#### [EXERCISE DESCRIPTION]
Reproduce all of the data exactly, with no line skipped.
── RECORDS FOR THE EXERCISE
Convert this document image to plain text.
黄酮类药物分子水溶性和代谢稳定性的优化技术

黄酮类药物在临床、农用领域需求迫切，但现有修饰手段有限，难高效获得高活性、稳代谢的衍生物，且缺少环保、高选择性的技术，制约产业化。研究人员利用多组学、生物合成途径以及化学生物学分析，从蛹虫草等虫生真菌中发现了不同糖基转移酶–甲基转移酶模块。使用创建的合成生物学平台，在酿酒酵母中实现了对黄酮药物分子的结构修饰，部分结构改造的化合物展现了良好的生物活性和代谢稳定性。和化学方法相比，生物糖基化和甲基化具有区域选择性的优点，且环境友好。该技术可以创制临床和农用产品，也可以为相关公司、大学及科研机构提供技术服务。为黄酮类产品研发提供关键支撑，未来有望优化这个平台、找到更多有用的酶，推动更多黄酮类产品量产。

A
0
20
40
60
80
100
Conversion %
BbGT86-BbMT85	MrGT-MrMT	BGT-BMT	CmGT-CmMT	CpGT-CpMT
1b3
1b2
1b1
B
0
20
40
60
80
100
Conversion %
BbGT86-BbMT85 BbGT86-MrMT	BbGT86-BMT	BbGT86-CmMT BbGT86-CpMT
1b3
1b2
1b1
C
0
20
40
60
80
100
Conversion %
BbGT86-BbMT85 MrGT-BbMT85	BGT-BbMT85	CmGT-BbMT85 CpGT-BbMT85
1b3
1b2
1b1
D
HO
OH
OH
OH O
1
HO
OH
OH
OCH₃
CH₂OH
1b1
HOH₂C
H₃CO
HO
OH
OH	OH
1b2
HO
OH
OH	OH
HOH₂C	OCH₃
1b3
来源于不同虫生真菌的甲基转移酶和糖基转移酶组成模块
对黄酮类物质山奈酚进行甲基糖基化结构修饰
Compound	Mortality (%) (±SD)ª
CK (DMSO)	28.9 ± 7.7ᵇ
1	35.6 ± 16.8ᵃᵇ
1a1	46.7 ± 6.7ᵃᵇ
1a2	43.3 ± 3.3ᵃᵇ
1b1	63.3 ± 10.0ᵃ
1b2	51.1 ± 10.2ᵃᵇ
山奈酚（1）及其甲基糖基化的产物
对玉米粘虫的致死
────
#### [EXERCISE SOLUTION]
Convert this document image to plain text.
黄酮类药物分子水溶性和代谢稳定性的优化技术

黄酮类药物在临床、农用领域需求迫切，但现有修饰手段有限，难高效获得高活性、稳代谢的衍生物，且缺少环保、高选择性的技术，制约产业化。研究人员利用多组学、生物合成途径以及化学生物学分析，从蛹虫草等虫生真菌中发现了不同糖基转移酶–甲基转移酶模块。使用创建的合成生物学平台，在酿酒酵母中实现了对黄酮药物分子的结构修饰，部分结构改造的化合物展现了良好的生物活性和代谢稳定性。和化学方法相比，生物糖基化和甲基化具有区域选择性的优点，且环境友好。该技术可以创制临床和农用产品，也可以为相关公司、大学及科研机构提供技术服务。为黄酮类产品研发提供关键支撑，未来有望优化这个平台、找到更多有用的酶，推动更多黄酮类产品量产。

A
0
20
40
60
80
100
Conversion %
BbGT86-BbMT85	MrGT-MrMT	BGT-BMT	CmGT-CmMT	CpGT-CpMT
1b3
1b2
1b1
B
0
20
40
60
80
100
Conversion %
BbGT86-BbMT85 BbGT86-MrMT	BbGT86-BMT	BbGT86-CmMT BbGT86-CpMT
1b3
1b2
1b1
C
0
20
40
60
80
100
Conversion %
BbGT86-BbMT85 MrGT-BbMT85	BGT-BbMT85	CmGT-BbMT85 CpGT-BbMT85
1b3
1b2
1b1
D
HO
OH
OH
OH O
1
HO
OH
OH
OCH₃
CH₂OH
1b1
HOH₂C
H₃CO
HO
OH
OH	OH
1b2
HO
OH
OH	OH
HOH₂C	OCH₃
1b3
来源于不同虫生真菌的甲基转移酶和糖基转移酶组成模块
对黄酮类物质山奈酚进行甲基糖基化结构修饰
Compound	Mortality (%) (±SD)ª
CK (DMSO)	28.9 ± 7.7ᵇ
1	35.6 ± 16.8ᵃᵇ
1a1	46.7 ± 6.7ᵃᵇ
1a2	43.3 ± 3.3ᵃᵇ
1b1	63.3 ± 10.0ᵃ
1b2	51.1 ± 10.2ᵃᵇ
山奈酚（1）及其甲基糖基化的产物
对玉米粘虫的致死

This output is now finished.